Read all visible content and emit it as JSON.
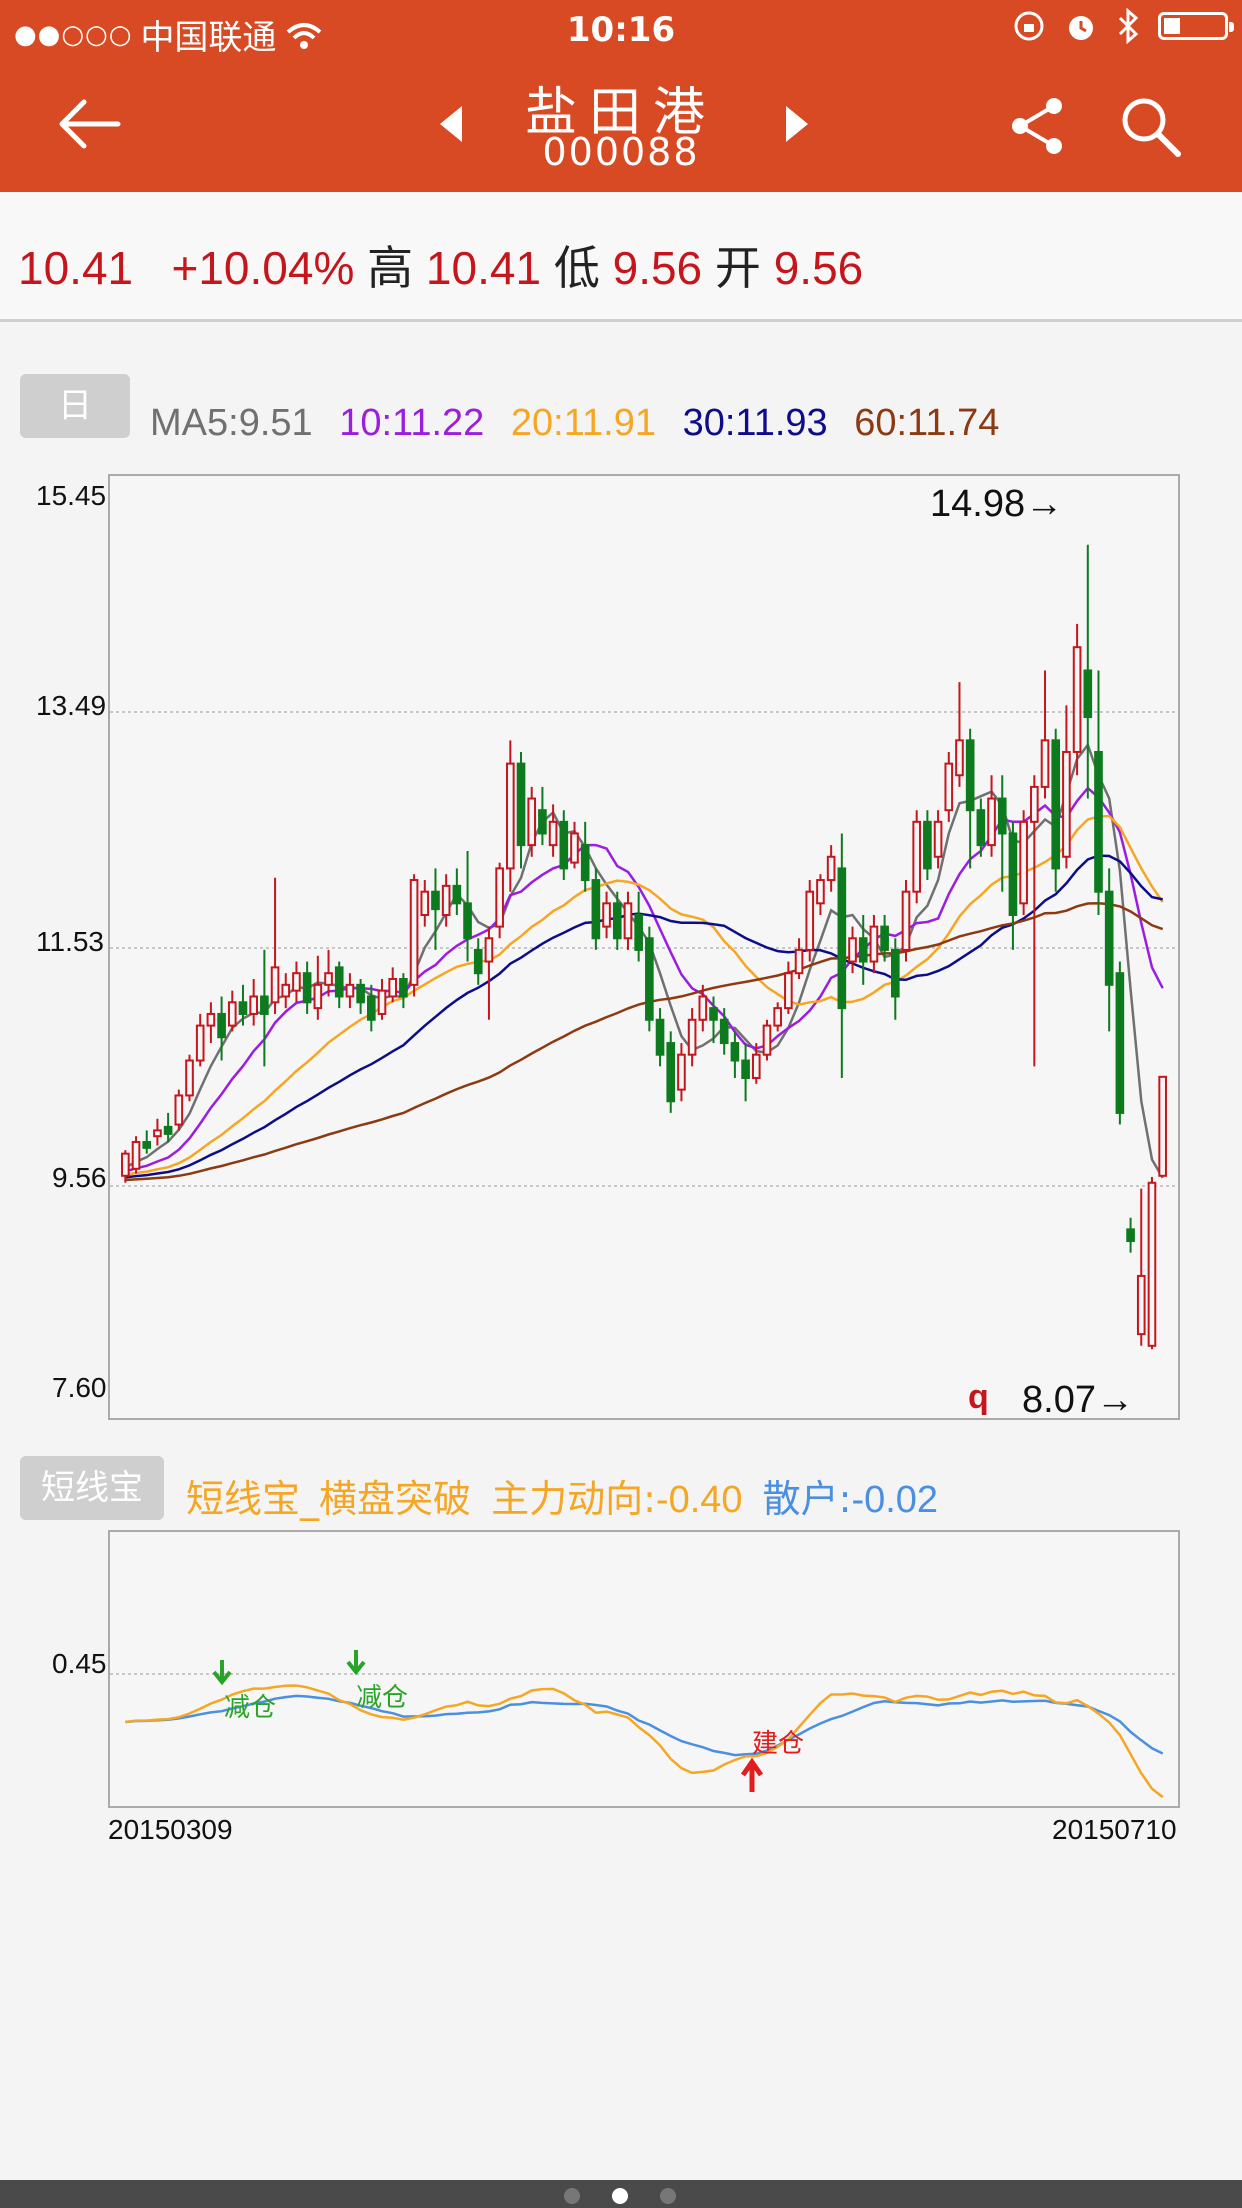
{
  "status": {
    "carrier": "中国联通",
    "signal_dots": "●●○○○",
    "time": "10:16"
  },
  "header": {
    "title": "盐田港",
    "code": "000088"
  },
  "quote": {
    "price": "10.41",
    "change": "+10.04%",
    "high_label": "高",
    "high": "10.41",
    "low_label": "低",
    "low": "9.56",
    "open_label": "开",
    "open": "9.56"
  },
  "period_tag": "日",
  "ma": {
    "ma5": "MA5:9.51",
    "ma10": "10:11.22",
    "ma20": "20:11.91",
    "ma30": "30:11.93",
    "ma60": "60:11.74"
  },
  "colors": {
    "ma5": "#707070",
    "ma10": "#9b1de0",
    "ma20": "#f5a623",
    "ma30": "#0d0d8a",
    "ma60": "#8b3a12",
    "up": "#c4161c",
    "down": "#0d7a1e",
    "header": "#d84a24",
    "ind_main": "#f5a623",
    "ind_retail": "#4a8fe0"
  },
  "main_chart": {
    "y_ticks": [
      "15.45",
      "13.49",
      "11.53",
      "9.56",
      "7.60"
    ],
    "max_label": "14.98→",
    "min_label": "8.07→",
    "q_marker": "q"
  },
  "indicator": {
    "tag": "短线宝",
    "name": "短线宝_横盘突破",
    "main_label": "主力动向:",
    "main_value": "-0.40",
    "retail_label": "散户:",
    "retail_value": "-0.02",
    "y_tick": "0.45",
    "signals": [
      {
        "label": "减仓",
        "type": "sell"
      },
      {
        "label": "减仓",
        "type": "sell"
      },
      {
        "label": "建仓",
        "type": "buy"
      }
    ]
  },
  "dates": {
    "start": "20150309",
    "end": "20150710"
  },
  "chart_data": {
    "type": "candlestick",
    "ylim": [
      7.6,
      15.45
    ],
    "candles": [
      [
        9.56,
        9.75,
        9.5,
        9.78
      ],
      [
        9.62,
        9.85,
        9.58,
        9.9
      ],
      [
        9.85,
        9.8,
        9.75,
        9.95
      ],
      [
        9.9,
        9.95,
        9.82,
        10.05
      ],
      [
        9.98,
        9.92,
        9.85,
        10.1
      ],
      [
        10.0,
        10.25,
        9.95,
        10.3
      ],
      [
        10.25,
        10.55,
        10.2,
        10.6
      ],
      [
        10.55,
        10.85,
        10.5,
        10.95
      ],
      [
        10.85,
        10.95,
        10.7,
        11.05
      ],
      [
        10.95,
        10.75,
        10.55,
        11.1
      ],
      [
        10.85,
        11.05,
        10.8,
        11.15
      ],
      [
        11.05,
        10.95,
        10.85,
        11.2
      ],
      [
        10.95,
        11.1,
        10.85,
        11.25
      ],
      [
        11.1,
        10.95,
        10.5,
        11.5
      ],
      [
        11.05,
        11.35,
        10.95,
        12.12
      ],
      [
        11.1,
        11.2,
        11.0,
        11.3
      ],
      [
        11.15,
        11.3,
        11.05,
        11.4
      ],
      [
        11.3,
        11.05,
        10.95,
        11.4
      ],
      [
        11.0,
        11.2,
        10.9,
        11.45
      ],
      [
        11.2,
        11.3,
        11.1,
        11.5
      ],
      [
        11.35,
        11.1,
        11.0,
        11.4
      ],
      [
        11.1,
        11.2,
        11.0,
        11.3
      ],
      [
        11.2,
        11.05,
        10.95,
        11.25
      ],
      [
        11.1,
        10.9,
        10.8,
        11.2
      ],
      [
        10.95,
        11.15,
        10.9,
        11.25
      ],
      [
        11.1,
        11.25,
        11.05,
        11.35
      ],
      [
        11.25,
        11.1,
        11.0,
        11.3
      ],
      [
        11.2,
        12.1,
        11.1,
        12.15
      ],
      [
        11.8,
        12.0,
        11.7,
        12.1
      ],
      [
        12.0,
        11.85,
        11.5,
        12.2
      ],
      [
        11.8,
        12.05,
        11.7,
        12.15
      ],
      [
        12.05,
        11.9,
        11.8,
        12.2
      ],
      [
        11.9,
        11.6,
        11.4,
        12.35
      ],
      [
        11.5,
        11.3,
        11.2,
        11.6
      ],
      [
        11.4,
        11.6,
        10.9,
        11.7
      ],
      [
        11.7,
        12.2,
        11.6,
        12.25
      ],
      [
        12.2,
        13.1,
        12.0,
        13.3
      ],
      [
        13.1,
        12.4,
        12.2,
        13.2
      ],
      [
        12.4,
        12.8,
        12.3,
        12.9
      ],
      [
        12.7,
        12.5,
        12.4,
        12.9
      ],
      [
        12.4,
        12.6,
        12.3,
        12.75
      ],
      [
        12.6,
        12.2,
        12.1,
        12.7
      ],
      [
        12.25,
        12.5,
        12.2,
        12.6
      ],
      [
        12.4,
        12.1,
        12.0,
        12.6
      ],
      [
        12.1,
        11.6,
        11.5,
        12.2
      ],
      [
        11.7,
        11.9,
        11.6,
        12.0
      ],
      [
        11.9,
        11.6,
        11.5,
        12.0
      ],
      [
        11.6,
        11.9,
        11.5,
        12.0
      ],
      [
        11.8,
        11.5,
        11.4,
        12.0
      ],
      [
        11.6,
        10.9,
        10.8,
        11.7
      ],
      [
        10.9,
        10.6,
        10.5,
        11.0
      ],
      [
        10.7,
        10.2,
        10.1,
        10.8
      ],
      [
        10.3,
        10.6,
        10.2,
        10.7
      ],
      [
        10.6,
        10.9,
        10.5,
        11.0
      ],
      [
        10.9,
        11.1,
        10.8,
        11.2
      ],
      [
        11.0,
        10.9,
        10.7,
        11.1
      ],
      [
        10.9,
        10.7,
        10.6,
        11.0
      ],
      [
        10.7,
        10.55,
        10.4,
        10.8
      ],
      [
        10.55,
        10.4,
        10.2,
        10.7
      ],
      [
        10.4,
        10.6,
        10.35,
        10.7
      ],
      [
        10.6,
        10.85,
        10.55,
        10.9
      ],
      [
        10.85,
        11.0,
        10.8,
        11.05
      ],
      [
        11.0,
        11.3,
        10.95,
        11.4
      ],
      [
        11.3,
        11.5,
        11.25,
        11.6
      ],
      [
        11.5,
        12.0,
        11.4,
        12.1
      ],
      [
        11.9,
        12.1,
        11.8,
        12.15
      ],
      [
        12.1,
        12.3,
        12.0,
        12.4
      ],
      [
        12.2,
        11.0,
        10.4,
        12.5
      ],
      [
        11.4,
        11.6,
        11.3,
        11.7
      ],
      [
        11.6,
        11.4,
        11.2,
        11.8
      ],
      [
        11.4,
        11.7,
        11.3,
        11.8
      ],
      [
        11.7,
        11.5,
        11.4,
        11.8
      ],
      [
        11.5,
        11.1,
        10.9,
        11.6
      ],
      [
        11.5,
        12.0,
        11.4,
        12.1
      ],
      [
        12.0,
        12.6,
        11.9,
        12.7
      ],
      [
        12.6,
        12.2,
        12.1,
        12.7
      ],
      [
        12.3,
        12.6,
        12.2,
        12.7
      ],
      [
        12.7,
        13.1,
        12.6,
        13.2
      ],
      [
        13.0,
        13.3,
        12.9,
        13.8
      ],
      [
        13.3,
        12.7,
        12.2,
        13.4
      ],
      [
        12.7,
        12.4,
        12.3,
        12.8
      ],
      [
        12.4,
        12.8,
        12.3,
        13.0
      ],
      [
        12.8,
        12.5,
        12.0,
        13.0
      ],
      [
        12.5,
        11.8,
        11.5,
        12.6
      ],
      [
        11.9,
        12.6,
        11.8,
        12.7
      ],
      [
        12.6,
        12.9,
        10.5,
        13.0
      ],
      [
        12.9,
        13.3,
        12.8,
        13.9
      ],
      [
        13.3,
        12.2,
        12.0,
        13.4
      ],
      [
        12.3,
        13.2,
        12.2,
        13.6
      ],
      [
        13.2,
        14.1,
        13.0,
        14.3
      ],
      [
        13.9,
        13.5,
        12.8,
        14.98
      ],
      [
        13.2,
        12.0,
        11.8,
        13.9
      ],
      [
        12.0,
        11.2,
        10.8,
        12.2
      ],
      [
        11.3,
        10.1,
        10.0,
        11.4
      ],
      [
        9.1,
        9.0,
        8.9,
        9.2
      ],
      [
        8.2,
        8.7,
        8.1,
        9.45
      ],
      [
        8.1,
        9.5,
        8.07,
        9.55
      ],
      [
        9.56,
        10.41,
        9.56,
        10.41
      ]
    ],
    "ma_series": [
      {
        "name": "MA5"
      },
      {
        "name": "10"
      },
      {
        "name": "20"
      },
      {
        "name": "30"
      },
      {
        "name": "60"
      }
    ],
    "indicator_series": [
      {
        "name": "主力动向"
      },
      {
        "name": "散户"
      }
    ]
  }
}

**GIVEN EXERCISE:**
Note how many lines in the listing above hold the string "type", then give only that figure.

**TASK SOLUTION:**
4